_Task instructions_
Could you print every record below exactly as it appears?

* Begin *

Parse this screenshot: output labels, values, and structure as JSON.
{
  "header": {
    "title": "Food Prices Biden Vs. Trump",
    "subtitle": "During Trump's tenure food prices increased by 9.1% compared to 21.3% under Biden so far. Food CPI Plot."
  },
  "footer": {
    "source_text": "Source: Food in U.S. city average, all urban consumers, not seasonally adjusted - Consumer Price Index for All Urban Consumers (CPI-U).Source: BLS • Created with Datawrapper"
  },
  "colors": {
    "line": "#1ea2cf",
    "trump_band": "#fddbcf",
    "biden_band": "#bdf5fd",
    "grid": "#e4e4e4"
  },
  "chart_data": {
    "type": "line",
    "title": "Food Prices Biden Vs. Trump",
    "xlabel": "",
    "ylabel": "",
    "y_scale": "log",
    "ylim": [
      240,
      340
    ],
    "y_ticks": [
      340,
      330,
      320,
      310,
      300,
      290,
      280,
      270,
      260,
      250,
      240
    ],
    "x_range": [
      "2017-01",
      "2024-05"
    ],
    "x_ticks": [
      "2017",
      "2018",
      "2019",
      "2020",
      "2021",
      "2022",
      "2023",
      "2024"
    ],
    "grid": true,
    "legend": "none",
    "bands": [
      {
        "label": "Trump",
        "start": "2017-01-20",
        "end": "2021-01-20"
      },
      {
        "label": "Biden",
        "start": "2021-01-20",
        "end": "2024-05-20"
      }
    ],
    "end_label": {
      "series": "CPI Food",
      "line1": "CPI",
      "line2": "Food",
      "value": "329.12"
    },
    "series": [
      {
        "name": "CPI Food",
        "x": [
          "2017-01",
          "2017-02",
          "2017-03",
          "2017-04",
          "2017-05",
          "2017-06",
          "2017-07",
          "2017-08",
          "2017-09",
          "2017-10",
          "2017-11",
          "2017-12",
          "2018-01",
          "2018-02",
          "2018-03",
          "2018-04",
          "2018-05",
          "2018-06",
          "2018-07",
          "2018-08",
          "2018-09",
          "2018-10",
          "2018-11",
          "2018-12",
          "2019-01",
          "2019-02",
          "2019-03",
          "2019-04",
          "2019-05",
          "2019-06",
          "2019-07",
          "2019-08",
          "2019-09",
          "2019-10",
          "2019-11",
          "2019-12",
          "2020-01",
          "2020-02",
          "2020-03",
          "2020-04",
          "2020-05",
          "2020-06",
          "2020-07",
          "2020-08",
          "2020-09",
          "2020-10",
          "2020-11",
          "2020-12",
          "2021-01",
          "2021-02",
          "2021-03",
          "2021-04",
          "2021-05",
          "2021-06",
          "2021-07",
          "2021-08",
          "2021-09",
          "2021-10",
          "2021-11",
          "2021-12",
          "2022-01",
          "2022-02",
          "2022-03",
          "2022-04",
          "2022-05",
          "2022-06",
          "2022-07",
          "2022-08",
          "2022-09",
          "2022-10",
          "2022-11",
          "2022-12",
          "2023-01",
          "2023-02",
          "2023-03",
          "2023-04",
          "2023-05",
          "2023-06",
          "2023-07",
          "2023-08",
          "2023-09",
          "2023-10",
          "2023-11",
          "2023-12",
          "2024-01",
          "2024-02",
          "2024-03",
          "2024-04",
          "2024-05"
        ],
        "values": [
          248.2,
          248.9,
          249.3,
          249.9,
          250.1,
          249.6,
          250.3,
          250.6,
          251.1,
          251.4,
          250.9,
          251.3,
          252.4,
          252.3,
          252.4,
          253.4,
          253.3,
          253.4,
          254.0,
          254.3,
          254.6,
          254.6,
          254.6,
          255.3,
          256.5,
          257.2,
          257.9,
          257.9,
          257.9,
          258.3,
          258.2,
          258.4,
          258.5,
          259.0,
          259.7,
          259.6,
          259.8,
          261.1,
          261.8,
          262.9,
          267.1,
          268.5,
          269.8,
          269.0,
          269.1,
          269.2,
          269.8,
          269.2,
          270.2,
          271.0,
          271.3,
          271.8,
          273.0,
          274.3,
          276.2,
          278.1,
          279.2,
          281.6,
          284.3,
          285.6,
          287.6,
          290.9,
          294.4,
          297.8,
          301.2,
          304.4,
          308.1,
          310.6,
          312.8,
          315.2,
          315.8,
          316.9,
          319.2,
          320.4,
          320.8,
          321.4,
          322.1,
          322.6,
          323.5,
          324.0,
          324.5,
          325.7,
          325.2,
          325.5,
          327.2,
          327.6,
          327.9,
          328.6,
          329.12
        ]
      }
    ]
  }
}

* End *

_Task result_
Parse this screenshot: output labels, values, and structure as JSON.
{
  "header": {
    "title": "Food Prices Biden Vs. Trump",
    "subtitle": "During Trump's tenure food prices increased by 9.1% compared to 21.3% under Biden so far. Food CPI Plot."
  },
  "footer": {
    "source_text": "Source: Food in U.S. city average, all urban consumers, not seasonally adjusted - Consumer Price Index for All Urban Consumers (CPI-U).Source: BLS • Created with Datawrapper"
  },
  "colors": {
    "line": "#1ea2cf",
    "trump_band": "#fddbcf",
    "biden_band": "#bdf5fd",
    "grid": "#e4e4e4"
  },
  "chart_data": {
    "type": "line",
    "title": "Food Prices Biden Vs. Trump",
    "xlabel": "",
    "ylabel": "",
    "y_scale": "log",
    "ylim": [
      240,
      340
    ],
    "y_ticks": [
      340,
      330,
      320,
      310,
      300,
      290,
      280,
      270,
      260,
      250,
      240
    ],
    "x_range": [
      "2017-01",
      "2024-05"
    ],
    "x_ticks": [
      "2017",
      "2018",
      "2019",
      "2020",
      "2021",
      "2022",
      "2023",
      "2024"
    ],
    "grid": true,
    "legend": "none",
    "bands": [
      {
        "label": "Trump",
        "start": "2017-01-20",
        "end": "2021-01-20"
      },
      {
        "label": "Biden",
        "start": "2021-01-20",
        "end": "2024-05-20"
      }
    ],
    "end_label": {
      "series": "CPI Food",
      "line1": "CPI",
      "line2": "Food",
      "value": "329.12"
    },
    "series": [
      {
        "name": "CPI Food",
        "x": [
          "2017-01",
          "2017-02",
          "2017-03",
          "2017-04",
          "2017-05",
          "2017-06",
          "2017-07",
          "2017-08",
          "2017-09",
          "2017-10",
          "2017-11",
          "2017-12",
          "2018-01",
          "2018-02",
          "2018-03",
          "2018-04",
          "2018-05",
          "2018-06",
          "2018-07",
          "2018-08",
          "2018-09",
          "2018-10",
          "2018-11",
          "2018-12",
          "2019-01",
          "2019-02",
          "2019-03",
          "2019-04",
          "2019-05",
          "2019-06",
          "2019-07",
          "2019-08",
          "2019-09",
          "2019-10",
          "2019-11",
          "2019-12",
          "2020-01",
          "2020-02",
          "2020-03",
          "2020-04",
          "2020-05",
          "2020-06",
          "2020-07",
          "2020-08",
          "2020-09",
          "2020-10",
          "2020-11",
          "2020-12",
          "2021-01",
          "2021-02",
          "2021-03",
          "2021-04",
          "2021-05",
          "2021-06",
          "2021-07",
          "2021-08",
          "2021-09",
          "2021-10",
          "2021-11",
          "2021-12",
          "2022-01",
          "2022-02",
          "2022-03",
          "2022-04",
          "2022-05",
          "2022-06",
          "2022-07",
          "2022-08",
          "2022-09",
          "2022-10",
          "2022-11",
          "2022-12",
          "2023-01",
          "2023-02",
          "2023-03",
          "2023-04",
          "2023-05",
          "2023-06",
          "2023-07",
          "2023-08",
          "2023-09",
          "2023-10",
          "2023-11",
          "2023-12",
          "2024-01",
          "2024-02",
          "2024-03",
          "2024-04",
          "2024-05"
        ],
        "values": [
          248.2,
          248.9,
          249.3,
          249.9,
          250.1,
          249.6,
          250.3,
          250.6,
          251.1,
          251.4,
          250.9,
          251.3,
          252.4,
          252.3,
          252.4,
          253.4,
          253.3,
          253.4,
          254.0,
          254.3,
          254.6,
          254.6,
          254.6,
          255.3,
          256.5,
          257.2,
          257.9,
          257.9,
          257.9,
          258.3,
          258.2,
          258.4,
          258.5,
          259.0,
          259.7,
          259.6,
          259.8,
          261.1,
          261.8,
          262.9,
          267.1,
          268.5,
          269.8,
          269.0,
          269.1,
          269.2,
          269.8,
          269.2,
          270.2,
          271.0,
          271.3,
          271.8,
          273.0,
          274.3,
          276.2,
          278.1,
          279.2,
          281.6,
          284.3,
          285.6,
          287.6,
          290.9,
          294.4,
          297.8,
          301.2,
          304.4,
          308.1,
          310.6,
          312.8,
          315.2,
          315.8,
          316.9,
          319.2,
          320.4,
          320.8,
          321.4,
          322.1,
          322.6,
          323.5,
          324.0,
          324.5,
          325.7,
          325.2,
          325.5,
          327.2,
          327.6,
          327.9,
          328.6,
          329.12
        ]
      }
    ]
  }
}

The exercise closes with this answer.